REQUIREMENT>
Leave out the pictures and return every entry exactly as it appears.

RECORD LIST>

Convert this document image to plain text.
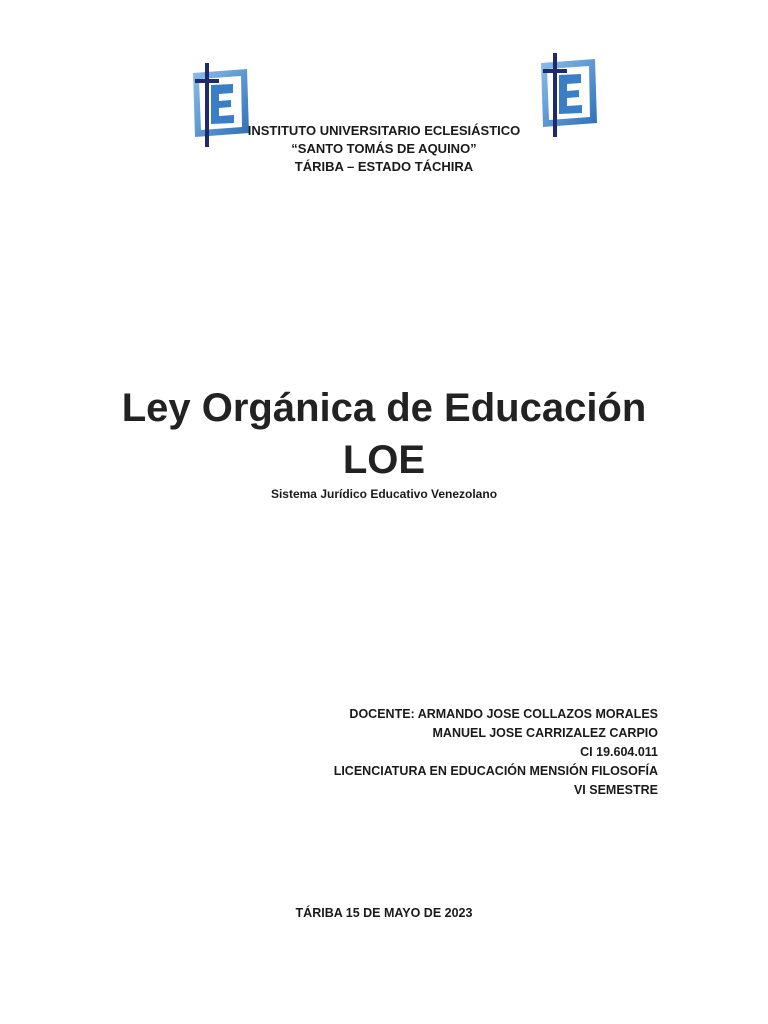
INSTITUTO UNIVERSITARIO ECLESIÁSTICO
“SANTO TOMÁS DE AQUINO”
TÁRIBA – ESTADO TÁCHIRA
Ley Orgánica de Educación
LOE
Sistema Jurídico Educativo Venezolano
DOCENTE: ARMANDO JOSE COLLAZOS MORALES
MANUEL JOSE CARRIZALEZ CARPIO
CI 19.604.011
LICENCIATURA EN EDUCACIÓN MENSIÓN FILOSOFÍA
VI SEMESTRE
TÁRIBA 15 DE MAYO DE 2023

RESPONSE>
Convert this document image to plain text.
INSTITUTO UNIVERSITARIO ECLESIÁSTICO
“SANTO TOMÁS DE AQUINO”
TÁRIBA – ESTADO TÁCHIRA
Ley Orgánica de Educación
LOE
Sistema Jurídico Educativo Venezolano
DOCENTE: ARMANDO JOSE COLLAZOS MORALES
MANUEL JOSE CARRIZALEZ CARPIO
CI 19.604.011
LICENCIATURA EN EDUCACIÓN MENSIÓN FILOSOFÍA
VI SEMESTRE
TÁRIBA 15 DE MAYO DE 2023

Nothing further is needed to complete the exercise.